• **TASK REQUIREMENTS**:
Nothing is to be left out: repeat every entry exactly as given.

DATA FOR THE TASK START

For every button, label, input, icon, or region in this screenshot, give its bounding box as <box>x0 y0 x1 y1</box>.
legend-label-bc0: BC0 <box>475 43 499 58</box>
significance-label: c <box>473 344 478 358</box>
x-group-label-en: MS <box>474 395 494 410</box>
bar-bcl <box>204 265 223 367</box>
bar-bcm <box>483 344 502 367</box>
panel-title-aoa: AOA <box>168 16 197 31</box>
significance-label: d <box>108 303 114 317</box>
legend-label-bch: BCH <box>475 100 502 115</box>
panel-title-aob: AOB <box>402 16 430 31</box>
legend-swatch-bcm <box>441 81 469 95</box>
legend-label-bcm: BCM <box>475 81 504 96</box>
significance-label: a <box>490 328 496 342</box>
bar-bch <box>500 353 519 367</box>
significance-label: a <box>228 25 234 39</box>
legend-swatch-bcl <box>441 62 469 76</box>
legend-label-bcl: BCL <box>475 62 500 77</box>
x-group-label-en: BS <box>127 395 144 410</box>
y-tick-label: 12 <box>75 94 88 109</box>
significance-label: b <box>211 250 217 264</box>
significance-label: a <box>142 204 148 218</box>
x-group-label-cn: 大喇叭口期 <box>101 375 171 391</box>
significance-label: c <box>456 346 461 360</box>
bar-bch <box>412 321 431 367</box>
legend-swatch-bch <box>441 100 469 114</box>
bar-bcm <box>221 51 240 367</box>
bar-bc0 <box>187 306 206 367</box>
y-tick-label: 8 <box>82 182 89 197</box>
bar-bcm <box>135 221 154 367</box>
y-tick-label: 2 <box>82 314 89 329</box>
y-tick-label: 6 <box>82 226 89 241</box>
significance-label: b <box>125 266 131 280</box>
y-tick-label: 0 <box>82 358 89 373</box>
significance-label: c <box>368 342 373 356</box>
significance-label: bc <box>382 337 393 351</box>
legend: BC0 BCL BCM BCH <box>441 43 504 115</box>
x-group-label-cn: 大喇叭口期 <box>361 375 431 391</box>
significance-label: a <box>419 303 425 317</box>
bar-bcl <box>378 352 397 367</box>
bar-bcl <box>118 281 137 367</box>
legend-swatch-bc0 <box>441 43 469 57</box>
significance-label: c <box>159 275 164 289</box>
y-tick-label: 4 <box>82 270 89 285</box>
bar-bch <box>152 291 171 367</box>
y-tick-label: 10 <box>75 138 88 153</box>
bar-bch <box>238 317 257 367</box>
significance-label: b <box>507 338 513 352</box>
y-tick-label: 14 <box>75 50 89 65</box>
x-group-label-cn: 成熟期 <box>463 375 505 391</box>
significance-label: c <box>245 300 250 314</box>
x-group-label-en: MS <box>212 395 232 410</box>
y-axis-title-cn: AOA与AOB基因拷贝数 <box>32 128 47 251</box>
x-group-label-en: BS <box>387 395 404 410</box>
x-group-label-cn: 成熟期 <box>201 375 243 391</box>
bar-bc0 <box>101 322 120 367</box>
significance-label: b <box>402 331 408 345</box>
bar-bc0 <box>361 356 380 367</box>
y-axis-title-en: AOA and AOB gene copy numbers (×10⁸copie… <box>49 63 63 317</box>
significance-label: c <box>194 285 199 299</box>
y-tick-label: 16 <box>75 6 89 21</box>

DATA FOR THE TASK END

• **ANSWER SECTION**:
For every button, label, input, icon, or region in this screenshot, give its bounding box as <box>x0 y0 x1 y1</box>.
legend-label-bc0: BC0 <box>475 43 499 58</box>
significance-label: c <box>473 344 478 358</box>
x-group-label-en: MS <box>474 395 494 410</box>
bar-bcl <box>204 265 223 367</box>
bar-bcm <box>483 344 502 367</box>
panel-title-aoa: AOA <box>168 16 197 31</box>
significance-label: d <box>108 303 114 317</box>
legend-label-bch: BCH <box>475 100 502 115</box>
panel-title-aob: AOB <box>402 16 430 31</box>
legend-swatch-bcm <box>441 81 469 95</box>
legend-label-bcm: BCM <box>475 81 504 96</box>
significance-label: a <box>490 328 496 342</box>
bar-bch <box>500 353 519 367</box>
significance-label: a <box>228 25 234 39</box>
legend-swatch-bcl <box>441 62 469 76</box>
legend-label-bcl: BCL <box>475 62 500 77</box>
x-group-label-en: BS <box>127 395 144 410</box>
y-tick-label: 12 <box>75 94 88 109</box>
significance-label: b <box>211 250 217 264</box>
significance-label: a <box>142 204 148 218</box>
x-group-label-cn: 大喇叭口期 <box>101 375 171 391</box>
significance-label: c <box>456 346 461 360</box>
bar-bch <box>412 321 431 367</box>
legend-swatch-bch <box>441 100 469 114</box>
bar-bcm <box>221 51 240 367</box>
bar-bc0 <box>187 306 206 367</box>
y-tick-label: 8 <box>82 182 89 197</box>
bar-bcm <box>135 221 154 367</box>
y-tick-label: 2 <box>82 314 89 329</box>
y-tick-label: 6 <box>82 226 89 241</box>
significance-label: b <box>125 266 131 280</box>
y-tick-label: 0 <box>82 358 89 373</box>
significance-label: c <box>368 342 373 356</box>
significance-label: bc <box>382 337 393 351</box>
legend: BC0 BCL BCM BCH <box>441 43 504 115</box>
x-group-label-cn: 大喇叭口期 <box>361 375 431 391</box>
significance-label: a <box>419 303 425 317</box>
bar-bcl <box>378 352 397 367</box>
bar-bcl <box>118 281 137 367</box>
legend-swatch-bc0 <box>441 43 469 57</box>
significance-label: c <box>159 275 164 289</box>
y-tick-label: 4 <box>82 270 89 285</box>
bar-bch <box>152 291 171 367</box>
y-tick-label: 10 <box>75 138 88 153</box>
bar-bch <box>238 317 257 367</box>
significance-label: b <box>507 338 513 352</box>
y-tick-label: 14 <box>75 50 89 65</box>
x-group-label-cn: 成熟期 <box>463 375 505 391</box>
significance-label: c <box>245 300 250 314</box>
x-group-label-en: MS <box>212 395 232 410</box>
y-axis-title-cn: AOA与AOB基因拷贝数 <box>32 128 47 251</box>
x-group-label-en: BS <box>387 395 404 410</box>
x-group-label-cn: 成熟期 <box>201 375 243 391</box>
bar-bc0 <box>101 322 120 367</box>
significance-label: b <box>402 331 408 345</box>
bar-bc0 <box>361 356 380 367</box>
y-axis-title-en: AOA and AOB gene copy numbers (×10⁸copie… <box>49 63 63 317</box>
significance-label: c <box>194 285 199 299</box>
y-tick-label: 16 <box>75 6 89 21</box>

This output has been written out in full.